*Exercise prompt*.
Show every line in the records below that contains the word "explorer".

Extracted data entries:
════

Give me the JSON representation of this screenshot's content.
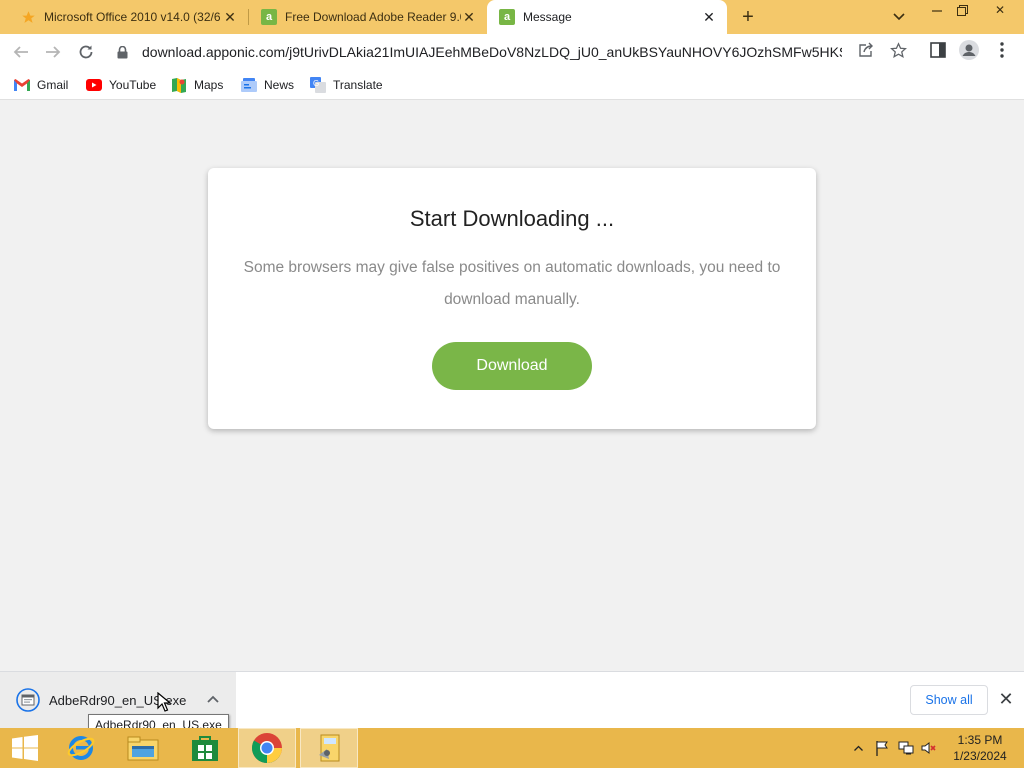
{
  "tabs": [
    {
      "title": "Microsoft Office 2010 v14.0 (32/6",
      "icon": "star-icon"
    },
    {
      "title": "Free Download Adobe Reader 9.0",
      "icon": "apponic-icon"
    },
    {
      "title": "Message",
      "icon": "apponic-icon",
      "active": true
    }
  ],
  "favicon_letter": "a",
  "url": "download.apponic.com/j9tUrivDLAkia21ImUIAJEehMBeDoV8NzLDQ_jU0_anUkBSYauNHOVY6JOzhSMFw5HKSkJ...",
  "bookmarks": [
    {
      "label": "Gmail",
      "icon": "gmail-icon"
    },
    {
      "label": "YouTube",
      "icon": "youtube-icon"
    },
    {
      "label": "Maps",
      "icon": "maps-icon"
    },
    {
      "label": "News",
      "icon": "news-icon"
    },
    {
      "label": "Translate",
      "icon": "translate-icon"
    }
  ],
  "page": {
    "heading": "Start Downloading ...",
    "message": "Some browsers may give false positives on automatic downloads, you need to download manually.",
    "download_label": "Download"
  },
  "download_shelf": {
    "filename": "AdbeRdr90_en_US.exe",
    "tooltip": "AdbeRdr90_en_US.exe",
    "show_all_label": "Show all"
  },
  "taskbar": {
    "time": "1:35 PM",
    "date": "1/23/2024",
    "apps": [
      "start-button",
      "internet-explorer-icon",
      "file-explorer-icon",
      "store-icon",
      "chrome-icon",
      "installer-icon"
    ]
  },
  "colors": {
    "tabstrip": "#f4c86a",
    "taskbar": "#e9b74b",
    "download_button": "#7ab648",
    "show_all_text": "#1a73e8"
  }
}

════

*Exercise output*.
      "internet-explorer-icon",
      "file-explorer-icon",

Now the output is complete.